Goal »
Pick out the lines containing "name".

Data »
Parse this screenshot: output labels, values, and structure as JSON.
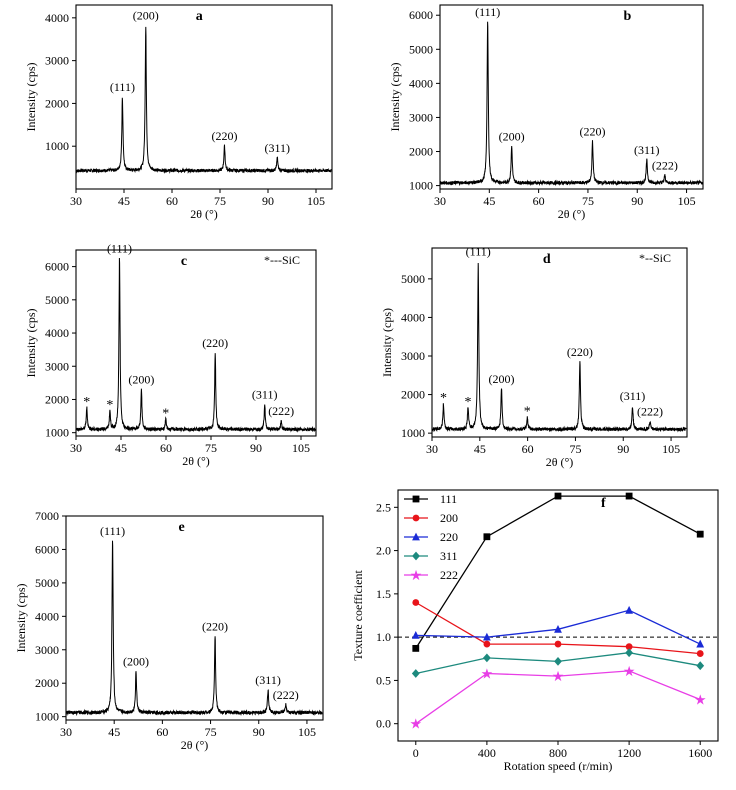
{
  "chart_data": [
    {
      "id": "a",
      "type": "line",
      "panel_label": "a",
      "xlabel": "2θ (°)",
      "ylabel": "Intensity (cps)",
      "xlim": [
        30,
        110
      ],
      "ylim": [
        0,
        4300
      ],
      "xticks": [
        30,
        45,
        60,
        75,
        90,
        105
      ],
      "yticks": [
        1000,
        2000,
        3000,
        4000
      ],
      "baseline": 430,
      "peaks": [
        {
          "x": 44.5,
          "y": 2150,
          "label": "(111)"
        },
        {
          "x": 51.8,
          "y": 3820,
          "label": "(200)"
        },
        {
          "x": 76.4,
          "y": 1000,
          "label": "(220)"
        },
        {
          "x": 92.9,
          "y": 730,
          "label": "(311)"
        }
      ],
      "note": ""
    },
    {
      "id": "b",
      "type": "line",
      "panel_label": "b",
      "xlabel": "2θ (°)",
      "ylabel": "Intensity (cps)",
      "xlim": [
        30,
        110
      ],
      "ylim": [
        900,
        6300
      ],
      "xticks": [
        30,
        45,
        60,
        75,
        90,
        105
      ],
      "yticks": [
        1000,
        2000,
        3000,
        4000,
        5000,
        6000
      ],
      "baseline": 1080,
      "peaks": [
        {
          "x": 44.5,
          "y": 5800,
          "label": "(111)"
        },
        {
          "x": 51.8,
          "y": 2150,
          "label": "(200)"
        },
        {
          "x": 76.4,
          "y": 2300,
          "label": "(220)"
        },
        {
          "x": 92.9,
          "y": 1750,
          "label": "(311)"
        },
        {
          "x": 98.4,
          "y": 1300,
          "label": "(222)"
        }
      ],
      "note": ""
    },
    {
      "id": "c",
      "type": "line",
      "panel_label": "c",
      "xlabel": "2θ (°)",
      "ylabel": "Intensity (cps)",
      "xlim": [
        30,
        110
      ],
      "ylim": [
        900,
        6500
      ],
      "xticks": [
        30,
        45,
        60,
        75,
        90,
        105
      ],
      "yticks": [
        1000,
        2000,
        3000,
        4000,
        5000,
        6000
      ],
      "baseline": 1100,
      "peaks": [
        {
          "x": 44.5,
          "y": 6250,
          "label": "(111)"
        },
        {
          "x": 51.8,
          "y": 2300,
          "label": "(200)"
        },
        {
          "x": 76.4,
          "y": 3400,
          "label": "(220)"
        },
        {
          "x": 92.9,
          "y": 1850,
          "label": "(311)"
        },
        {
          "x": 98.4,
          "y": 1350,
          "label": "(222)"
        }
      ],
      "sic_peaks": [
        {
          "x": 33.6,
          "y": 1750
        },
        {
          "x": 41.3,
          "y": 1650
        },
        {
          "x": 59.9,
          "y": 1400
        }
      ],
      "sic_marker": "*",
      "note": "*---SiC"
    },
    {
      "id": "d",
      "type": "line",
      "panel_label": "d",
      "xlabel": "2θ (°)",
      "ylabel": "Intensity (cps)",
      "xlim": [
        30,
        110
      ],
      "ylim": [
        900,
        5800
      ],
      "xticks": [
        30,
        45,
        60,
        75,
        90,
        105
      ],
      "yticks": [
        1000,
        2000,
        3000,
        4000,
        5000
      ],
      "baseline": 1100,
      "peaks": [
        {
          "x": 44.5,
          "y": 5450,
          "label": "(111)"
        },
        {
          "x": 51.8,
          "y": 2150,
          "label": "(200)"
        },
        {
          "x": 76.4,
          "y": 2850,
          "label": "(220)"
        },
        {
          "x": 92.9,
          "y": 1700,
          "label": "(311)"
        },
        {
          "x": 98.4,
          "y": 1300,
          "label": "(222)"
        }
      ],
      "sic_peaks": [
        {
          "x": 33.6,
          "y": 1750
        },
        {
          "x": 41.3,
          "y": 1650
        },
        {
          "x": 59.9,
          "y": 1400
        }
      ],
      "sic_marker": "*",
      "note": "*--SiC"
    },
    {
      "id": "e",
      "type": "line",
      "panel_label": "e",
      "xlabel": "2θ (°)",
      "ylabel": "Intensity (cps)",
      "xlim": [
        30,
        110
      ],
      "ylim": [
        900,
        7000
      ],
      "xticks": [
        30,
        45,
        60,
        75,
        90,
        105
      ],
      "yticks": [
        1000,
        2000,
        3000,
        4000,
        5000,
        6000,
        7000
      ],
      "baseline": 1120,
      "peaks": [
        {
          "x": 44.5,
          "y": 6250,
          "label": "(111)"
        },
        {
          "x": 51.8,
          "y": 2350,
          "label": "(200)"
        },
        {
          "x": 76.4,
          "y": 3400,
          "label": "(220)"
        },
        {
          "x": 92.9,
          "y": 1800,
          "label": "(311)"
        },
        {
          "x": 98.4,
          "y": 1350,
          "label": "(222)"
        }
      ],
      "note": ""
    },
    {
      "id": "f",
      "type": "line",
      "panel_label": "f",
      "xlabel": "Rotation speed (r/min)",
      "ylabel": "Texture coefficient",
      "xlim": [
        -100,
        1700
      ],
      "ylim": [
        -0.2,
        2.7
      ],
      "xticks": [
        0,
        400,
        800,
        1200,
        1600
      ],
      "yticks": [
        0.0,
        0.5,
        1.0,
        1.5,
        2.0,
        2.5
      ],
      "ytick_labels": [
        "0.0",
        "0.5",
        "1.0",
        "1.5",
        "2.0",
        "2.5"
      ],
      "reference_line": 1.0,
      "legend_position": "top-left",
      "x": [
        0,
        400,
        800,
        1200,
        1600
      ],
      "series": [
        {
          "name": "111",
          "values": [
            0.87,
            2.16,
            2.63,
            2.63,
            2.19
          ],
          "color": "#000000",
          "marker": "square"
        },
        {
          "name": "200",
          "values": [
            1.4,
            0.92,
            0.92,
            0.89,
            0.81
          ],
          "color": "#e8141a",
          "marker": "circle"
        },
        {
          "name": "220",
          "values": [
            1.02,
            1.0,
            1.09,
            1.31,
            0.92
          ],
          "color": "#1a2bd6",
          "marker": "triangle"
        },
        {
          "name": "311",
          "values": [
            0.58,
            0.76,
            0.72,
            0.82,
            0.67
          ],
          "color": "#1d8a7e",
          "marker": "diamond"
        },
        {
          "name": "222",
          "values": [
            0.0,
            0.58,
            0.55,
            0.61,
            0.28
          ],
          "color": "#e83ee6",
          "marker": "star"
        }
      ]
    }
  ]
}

...

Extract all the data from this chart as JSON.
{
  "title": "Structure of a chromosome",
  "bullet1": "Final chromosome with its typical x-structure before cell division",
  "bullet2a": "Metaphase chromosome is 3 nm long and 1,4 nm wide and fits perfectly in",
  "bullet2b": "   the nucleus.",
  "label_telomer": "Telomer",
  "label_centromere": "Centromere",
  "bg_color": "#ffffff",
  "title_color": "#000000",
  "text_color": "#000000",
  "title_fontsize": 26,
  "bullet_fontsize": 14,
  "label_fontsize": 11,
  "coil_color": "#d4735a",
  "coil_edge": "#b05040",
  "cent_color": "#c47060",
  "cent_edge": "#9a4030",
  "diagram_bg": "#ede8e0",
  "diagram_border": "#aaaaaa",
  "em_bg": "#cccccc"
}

Exercise answer »
          "name": "111",
          "name": "200",
          "name": "220",
          "name": "311",
          "name": "222",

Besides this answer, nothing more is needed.